> [Written problem]:
Print the entire listing. Each line must match the original exactly.

> [The data]:
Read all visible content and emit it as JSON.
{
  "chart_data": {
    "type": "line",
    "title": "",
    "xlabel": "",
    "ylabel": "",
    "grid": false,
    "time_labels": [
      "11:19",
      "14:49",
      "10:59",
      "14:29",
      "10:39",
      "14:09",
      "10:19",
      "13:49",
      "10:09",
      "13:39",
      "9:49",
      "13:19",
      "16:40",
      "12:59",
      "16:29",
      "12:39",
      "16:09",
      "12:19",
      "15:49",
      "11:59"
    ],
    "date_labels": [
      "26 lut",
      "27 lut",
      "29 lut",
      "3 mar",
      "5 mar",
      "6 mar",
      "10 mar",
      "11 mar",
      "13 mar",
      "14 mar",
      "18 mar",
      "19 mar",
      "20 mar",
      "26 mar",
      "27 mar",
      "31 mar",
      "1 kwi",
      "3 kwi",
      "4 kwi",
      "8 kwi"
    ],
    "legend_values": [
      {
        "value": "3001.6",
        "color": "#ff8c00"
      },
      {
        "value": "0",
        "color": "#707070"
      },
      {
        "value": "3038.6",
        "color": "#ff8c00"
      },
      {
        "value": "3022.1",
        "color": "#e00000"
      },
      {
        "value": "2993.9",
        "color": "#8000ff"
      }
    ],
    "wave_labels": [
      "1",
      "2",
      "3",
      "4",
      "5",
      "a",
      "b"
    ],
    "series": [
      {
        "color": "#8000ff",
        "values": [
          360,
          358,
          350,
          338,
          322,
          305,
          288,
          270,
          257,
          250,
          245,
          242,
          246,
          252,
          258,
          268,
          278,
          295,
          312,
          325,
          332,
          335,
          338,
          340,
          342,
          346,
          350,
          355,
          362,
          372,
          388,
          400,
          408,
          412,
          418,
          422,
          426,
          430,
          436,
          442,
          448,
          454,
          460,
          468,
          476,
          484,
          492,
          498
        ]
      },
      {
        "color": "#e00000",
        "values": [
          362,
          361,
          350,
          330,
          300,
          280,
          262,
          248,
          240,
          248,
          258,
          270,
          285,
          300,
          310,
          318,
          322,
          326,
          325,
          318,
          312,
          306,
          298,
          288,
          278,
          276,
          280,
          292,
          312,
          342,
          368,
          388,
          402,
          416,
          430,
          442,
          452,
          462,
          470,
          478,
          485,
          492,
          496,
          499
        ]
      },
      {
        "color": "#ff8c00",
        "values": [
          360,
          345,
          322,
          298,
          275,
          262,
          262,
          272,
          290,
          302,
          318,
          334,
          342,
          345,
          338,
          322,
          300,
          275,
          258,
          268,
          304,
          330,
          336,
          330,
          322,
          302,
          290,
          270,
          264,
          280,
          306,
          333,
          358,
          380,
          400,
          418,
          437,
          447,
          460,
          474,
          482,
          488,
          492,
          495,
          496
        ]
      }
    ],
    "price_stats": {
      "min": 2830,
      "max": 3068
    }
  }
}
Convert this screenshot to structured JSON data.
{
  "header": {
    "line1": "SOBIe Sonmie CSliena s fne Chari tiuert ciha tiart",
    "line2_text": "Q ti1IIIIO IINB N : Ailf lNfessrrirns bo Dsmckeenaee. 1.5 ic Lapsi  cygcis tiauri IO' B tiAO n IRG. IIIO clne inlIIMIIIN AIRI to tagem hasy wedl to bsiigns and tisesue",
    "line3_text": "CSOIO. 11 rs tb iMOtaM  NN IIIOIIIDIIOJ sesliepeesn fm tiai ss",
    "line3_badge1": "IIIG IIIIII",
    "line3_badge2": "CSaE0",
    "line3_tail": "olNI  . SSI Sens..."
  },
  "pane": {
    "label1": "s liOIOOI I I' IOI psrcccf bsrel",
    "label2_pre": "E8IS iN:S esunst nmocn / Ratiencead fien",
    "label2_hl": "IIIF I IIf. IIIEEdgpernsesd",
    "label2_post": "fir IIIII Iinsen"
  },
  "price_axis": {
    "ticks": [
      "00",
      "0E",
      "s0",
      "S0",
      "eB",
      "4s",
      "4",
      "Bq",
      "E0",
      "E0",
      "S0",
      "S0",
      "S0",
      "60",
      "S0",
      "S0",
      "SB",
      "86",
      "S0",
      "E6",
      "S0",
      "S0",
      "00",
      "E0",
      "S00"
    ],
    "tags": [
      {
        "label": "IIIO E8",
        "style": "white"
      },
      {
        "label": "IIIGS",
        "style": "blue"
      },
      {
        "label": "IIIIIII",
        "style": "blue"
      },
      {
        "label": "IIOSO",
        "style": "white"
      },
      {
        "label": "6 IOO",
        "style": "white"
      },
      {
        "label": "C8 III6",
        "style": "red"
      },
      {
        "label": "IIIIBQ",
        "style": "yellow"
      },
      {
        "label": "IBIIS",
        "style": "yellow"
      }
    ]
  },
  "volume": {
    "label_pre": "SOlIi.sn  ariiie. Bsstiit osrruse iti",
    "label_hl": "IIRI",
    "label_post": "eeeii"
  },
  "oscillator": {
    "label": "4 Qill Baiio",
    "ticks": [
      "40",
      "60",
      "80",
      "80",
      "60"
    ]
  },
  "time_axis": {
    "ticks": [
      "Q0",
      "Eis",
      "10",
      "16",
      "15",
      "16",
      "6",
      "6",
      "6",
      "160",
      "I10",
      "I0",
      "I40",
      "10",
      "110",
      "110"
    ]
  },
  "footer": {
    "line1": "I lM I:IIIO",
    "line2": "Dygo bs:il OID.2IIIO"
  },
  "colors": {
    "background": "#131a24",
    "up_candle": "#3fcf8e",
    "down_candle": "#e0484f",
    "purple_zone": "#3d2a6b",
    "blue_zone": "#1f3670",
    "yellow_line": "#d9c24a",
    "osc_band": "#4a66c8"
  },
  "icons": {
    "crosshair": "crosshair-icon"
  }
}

> [Exercise solution]:
Read all visible content and emit it as JSON.
{
  "chart_data": {
    "type": "line",
    "title": "",
    "xlabel": "",
    "ylabel": "",
    "grid": false,
    "time_labels": [
      "11:19",
      "14:49",
      "10:59",
      "14:29",
      "10:39",
      "14:09",
      "10:19",
      "13:49",
      "10:09",
      "13:39",
      "9:49",
      "13:19",
      "16:40",
      "12:59",
      "16:29",
      "12:39",
      "16:09",
      "12:19",
      "15:49",
      "11:59"
    ],
    "date_labels": [
      "26 lut",
      "27 lut",
      "29 lut",
      "3 mar",
      "5 mar",
      "6 mar",
      "10 mar",
      "11 mar",
      "13 mar",
      "14 mar",
      "18 mar",
      "19 mar",
      "20 mar",
      "26 mar",
      "27 mar",
      "31 mar",
      "1 kwi",
      "3 kwi",
      "4 kwi",
      "8 kwi"
    ],
    "legend_values": [
      {
        "value": "3001.6",
        "color": "#ff8c00"
      },
      {
        "value": "0",
        "color": "#707070"
      },
      {
        "value": "3038.6",
        "color": "#ff8c00"
      },
      {
        "value": "3022.1",
        "color": "#e00000"
      },
      {
        "value": "2993.9",
        "color": "#8000ff"
      }
    ],
    "wave_labels": [
      "1",
      "2",
      "3",
      "4",
      "5",
      "a",
      "b"
    ],
    "series": [
      {
        "color": "#8000ff",
        "values": [
          360,
          358,
          350,
          338,
          322,
          305,
          288,
          270,
          257,
          250,
          245,
          242,
          246,
          252,
          258,
          268,
          278,
          295,
          312,
          325,
          332,
          335,
          338,
          340,
          342,
          346,
          350,
          355,
          362,
          372,
          388,
          400,
          408,
          412,
          418,
          422,
          426,
          430,
          436,
          442,
          448,
          454,
          460,
          468,
          476,
          484,
          492,
          498
        ]
      },
      {
        "color": "#e00000",
        "values": [
          362,
          361,
          350,
          330,
          300,
          280,
          262,
          248,
          240,
          248,
          258,
          270,
          285,
          300,
          310,
          318,
          322,
          326,
          325,
          318,
          312,
          306,
          298,
          288,
          278,
          276,
          280,
          292,
          312,
          342,
          368,
          388,
          402,
          416,
          430,
          442,
          452,
          462,
          470,
          478,
          485,
          492,
          496,
          499
        ]
      },
      {
        "color": "#ff8c00",
        "values": [
          360,
          345,
          322,
          298,
          275,
          262,
          262,
          272,
          290,
          302,
          318,
          334,
          342,
          345,
          338,
          322,
          300,
          275,
          258,
          268,
          304,
          330,
          336,
          330,
          322,
          302,
          290,
          270,
          264,
          280,
          306,
          333,
          358,
          380,
          400,
          418,
          437,
          447,
          460,
          474,
          482,
          488,
          492,
          495,
          496
        ]
      }
    ],
    "price_stats": {
      "min": 2830,
      "max": 3068
    }
  }
}
Convert this screenshot to structured JSON data.
{
  "header": {
    "line1": "SOBIe Sonmie CSliena s fne Chari tiuert ciha tiart",
    "line2_text": "Q ti1IIIIO IINB N : Ailf lNfessrrirns bo Dsmckeenaee. 1.5 ic Lapsi  cygcis tiauri IO' B tiAO n IRG. IIIO clne inlIIMIIIN AIRI to tagem hasy wedl to bsiigns and tisesue",
    "line3_text": "CSOIO. 11 rs tb iMOtaM  NN IIIOIIIDIIOJ sesliepeesn fm tiai ss",
    "line3_badge1": "IIIG IIIIII",
    "line3_badge2": "CSaE0",
    "line3_tail": "olNI  . SSI Sens..."
  },
  "pane": {
    "label1": "s liOIOOI I I' IOI psrcccf bsrel",
    "label2_pre": "E8IS iN:S esunst nmocn / Ratiencead fien",
    "label2_hl": "IIIF I IIf. IIIEEdgpernsesd",
    "label2_post": "fir IIIII Iinsen"
  },
  "price_axis": {
    "ticks": [
      "00",
      "0E",
      "s0",
      "S0",
      "eB",
      "4s",
      "4",
      "Bq",
      "E0",
      "E0",
      "S0",
      "S0",
      "S0",
      "60",
      "S0",
      "S0",
      "SB",
      "86",
      "S0",
      "E6",
      "S0",
      "S0",
      "00",
      "E0",
      "S00"
    ],
    "tags": [
      {
        "label": "IIIO E8",
        "style": "white"
      },
      {
        "label": "IIIGS",
        "style": "blue"
      },
      {
        "label": "IIIIIII",
        "style": "blue"
      },
      {
        "label": "IIOSO",
        "style": "white"
      },
      {
        "label": "6 IOO",
        "style": "white"
      },
      {
        "label": "C8 III6",
        "style": "red"
      },
      {
        "label": "IIIIBQ",
        "style": "yellow"
      },
      {
        "label": "IBIIS",
        "style": "yellow"
      }
    ]
  },
  "volume": {
    "label_pre": "SOlIi.sn  ariiie. Bsstiit osrruse iti",
    "label_hl": "IIRI",
    "label_post": "eeeii"
  },
  "oscillator": {
    "label": "4 Qill Baiio",
    "ticks": [
      "40",
      "60",
      "80",
      "80",
      "60"
    ]
  },
  "time_axis": {
    "ticks": [
      "Q0",
      "Eis",
      "10",
      "16",
      "15",
      "16",
      "6",
      "6",
      "6",
      "160",
      "I10",
      "I0",
      "I40",
      "10",
      "110",
      "110"
    ]
  },
  "footer": {
    "line1": "I lM I:IIIO",
    "line2": "Dygo bs:il OID.2IIIO"
  },
  "colors": {
    "background": "#131a24",
    "up_candle": "#3fcf8e",
    "down_candle": "#e0484f",
    "purple_zone": "#3d2a6b",
    "blue_zone": "#1f3670",
    "yellow_line": "#d9c24a",
    "osc_band": "#4a66c8"
  },
  "icons": {
    "crosshair": "crosshair-icon"
  }
}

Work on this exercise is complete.